*ЗАДАЧИ И ЗАДАНИЯ*.
**1.** Пожалуйста, выпишите без изменений часть фрагмента текста от слов «В 1947 году, после» до слов «врагов и почитателей.» включительно.
**2.** Определите, соответствуют ли фрагменту текста утверждения (а), (б) и (в). Для каждого ответьте «да» или «нет» и точно процитируйте слова фрагмента, на которых основан ответ.
(а) Андре Жид получил Нобелевскую премию по литературе в 1947 году.
(б) Андре Жид был одним из первых писателей, опубликовавших свой дневник.
(в) В исламской культуре традиция вести дневник широко распространена.

В исламской культуре традиция вести дневник не распространена, о чем иногда говорят историки и литературоведы. Этим внимание к вопросу и ограничивается. Историки, ориентированные на Европу, считают это недостатком мусульманской культуры, который отражает концепцию сферы частной жизни в исламском обществе, и намекают на социальное подавление личности обществом.
Однако, судя по существующим публикациям, дневники все же велись, вне зависимости от европейского влияния. В основном их писали для самовыражения — на память о том или ином событии. Их авторы не стремились оставить свои записи будущим поколениями, а так как традиции издавать дневники не существовало, то их попросту потом уничтожали — сознательно или случайно. На первый взгляд, мысль о демонстрации дневника посторонним противоречит заложенной в него идее «интимности». Дневник, который ведут ради публикации, предполагает сознательную неискренность и псевдоинтимность. Но с другой стороны, публикации дневников позволяют писателям и издателям расширять представления о частной жизни. Одним из первых писателей, кто опубликовал свой дневник, был Андре Жид.
В 1947 году, после Второй мировой войны, Андре Жид был удостоен Нобелевской премии по литературе. Это и не удивительно; семидесятивосьмилетний писатель был на вершине славы и почета. В те годы, когда Франция еще считалась центром мировой литературы, он был величайшим из живущих французских писателей. Он прямо говорил то, что думает, страстно увлекался политическими идеями и так же страстно разоблачал их, стремился познать суть человека, считая его центром Вселенной, что снискало ему множество врагов и почитателей.
Андре Жид имел массу поклонников и среди турецкой интеллигенции, жадно и страстно наблюдавшей за жизнью Парижа. Самым известным из них был Ахмед Хамди Танпынар[10]. Он опубликовал в прозападной республиканской газете «Джумхуриет»[11] статью по случаю присуждения Жиду Нобелевской премии. Я намерен привести здесь некоторые отрывки из этой статьи, но прежде хотелось бы сказать несколько слов о самом Танпынаре.

*ИСХОДНЫЕ ДАННЫЕ*.
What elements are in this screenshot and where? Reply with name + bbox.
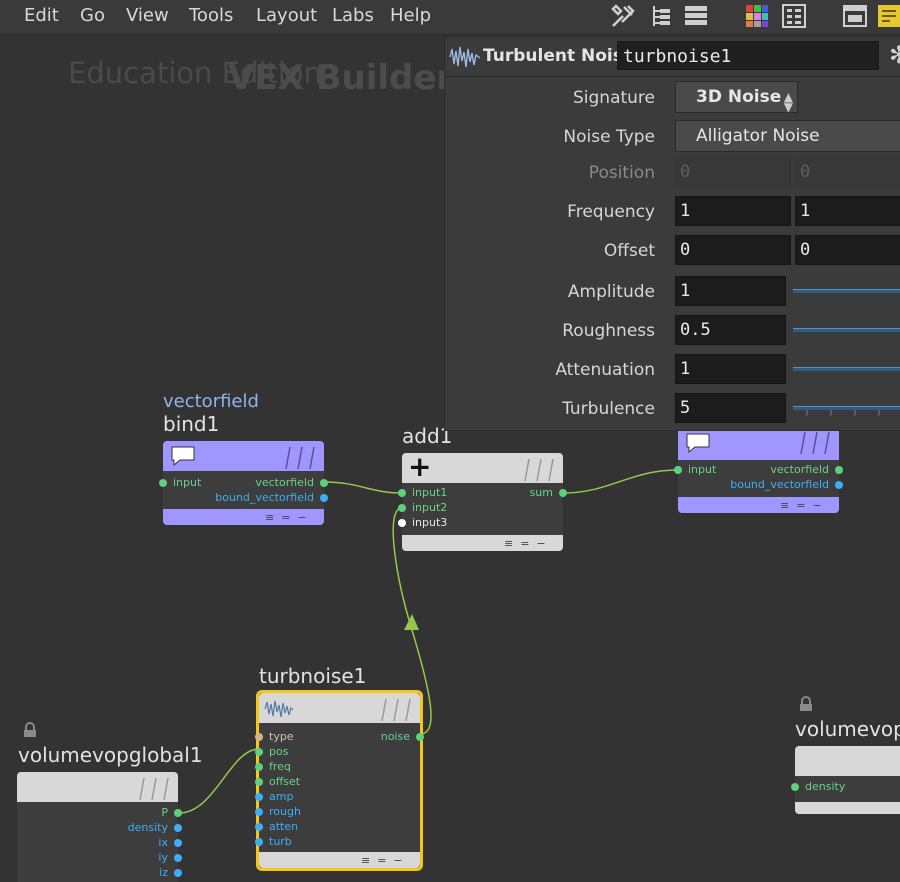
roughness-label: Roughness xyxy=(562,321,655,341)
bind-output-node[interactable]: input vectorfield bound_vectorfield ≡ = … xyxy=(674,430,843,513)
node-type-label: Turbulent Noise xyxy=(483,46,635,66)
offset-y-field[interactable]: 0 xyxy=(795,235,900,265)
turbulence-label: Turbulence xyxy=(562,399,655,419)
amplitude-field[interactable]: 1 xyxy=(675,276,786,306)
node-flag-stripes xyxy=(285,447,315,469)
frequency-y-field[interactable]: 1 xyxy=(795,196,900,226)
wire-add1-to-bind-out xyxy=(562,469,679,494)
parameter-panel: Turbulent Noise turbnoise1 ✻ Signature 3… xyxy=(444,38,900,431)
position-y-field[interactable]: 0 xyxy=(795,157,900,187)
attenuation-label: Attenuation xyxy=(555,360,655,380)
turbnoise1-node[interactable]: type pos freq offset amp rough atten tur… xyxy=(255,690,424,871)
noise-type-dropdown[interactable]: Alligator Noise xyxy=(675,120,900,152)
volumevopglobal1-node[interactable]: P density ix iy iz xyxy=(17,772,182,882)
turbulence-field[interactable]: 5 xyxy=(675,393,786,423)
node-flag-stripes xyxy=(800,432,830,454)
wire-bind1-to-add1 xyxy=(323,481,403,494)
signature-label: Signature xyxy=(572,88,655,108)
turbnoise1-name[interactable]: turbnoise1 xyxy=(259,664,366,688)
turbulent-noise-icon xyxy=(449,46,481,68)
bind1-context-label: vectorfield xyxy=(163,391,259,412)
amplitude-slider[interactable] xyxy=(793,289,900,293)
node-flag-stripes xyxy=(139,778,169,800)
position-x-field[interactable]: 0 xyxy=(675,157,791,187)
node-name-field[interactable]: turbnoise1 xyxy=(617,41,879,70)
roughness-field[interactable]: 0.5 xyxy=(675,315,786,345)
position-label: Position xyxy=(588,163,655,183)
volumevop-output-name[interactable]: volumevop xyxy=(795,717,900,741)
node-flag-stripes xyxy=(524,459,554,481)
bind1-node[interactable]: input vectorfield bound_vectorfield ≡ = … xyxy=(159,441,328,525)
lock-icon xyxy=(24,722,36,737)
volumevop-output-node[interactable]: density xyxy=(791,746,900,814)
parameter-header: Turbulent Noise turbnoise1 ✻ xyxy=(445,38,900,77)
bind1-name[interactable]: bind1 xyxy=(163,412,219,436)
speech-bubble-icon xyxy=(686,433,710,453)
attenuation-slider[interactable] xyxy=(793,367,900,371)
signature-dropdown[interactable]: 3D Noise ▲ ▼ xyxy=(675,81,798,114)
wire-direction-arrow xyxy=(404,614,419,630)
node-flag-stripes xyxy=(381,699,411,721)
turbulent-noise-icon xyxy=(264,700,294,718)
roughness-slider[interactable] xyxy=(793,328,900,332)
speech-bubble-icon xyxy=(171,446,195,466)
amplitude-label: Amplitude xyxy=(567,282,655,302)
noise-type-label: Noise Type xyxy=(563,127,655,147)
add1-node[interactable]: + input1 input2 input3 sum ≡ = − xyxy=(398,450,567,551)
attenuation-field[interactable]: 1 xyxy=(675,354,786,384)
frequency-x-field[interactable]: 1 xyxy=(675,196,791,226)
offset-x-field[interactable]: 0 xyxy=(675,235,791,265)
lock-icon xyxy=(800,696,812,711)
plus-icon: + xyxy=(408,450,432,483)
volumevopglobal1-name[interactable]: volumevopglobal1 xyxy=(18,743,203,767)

*РЕШЕНИЯ*.
**1.**
В 1947 году, после Второй мировой войны, Андре Жид был удостоен Нобелевской премии по литературе. Это и не удивительно; семидесятивосьмилетний писатель был на вершине славы и почета. В те годы, когда Франция еще считалась центром мировой литературы, он был величайшим из живущих французских писателей. Он прямо говорил то, что думает, страстно увлекался политическими идеями и так же страстно разоблачал их, стремился познать суть человека, считая его центром Вселенной, что снискало ему множество врагов и почитателей.

**2.**
(а) Да: «В 1947 году, после Второй мировой войны, Андре Жид был удостоен Нобелевской премии по литературе».
(б) Да: «Одним из первых писателей, кто опубликовал свой дневник, был Андре Жид».
(в) Нет: «В исламской культуре традиция вести дневник не распространена».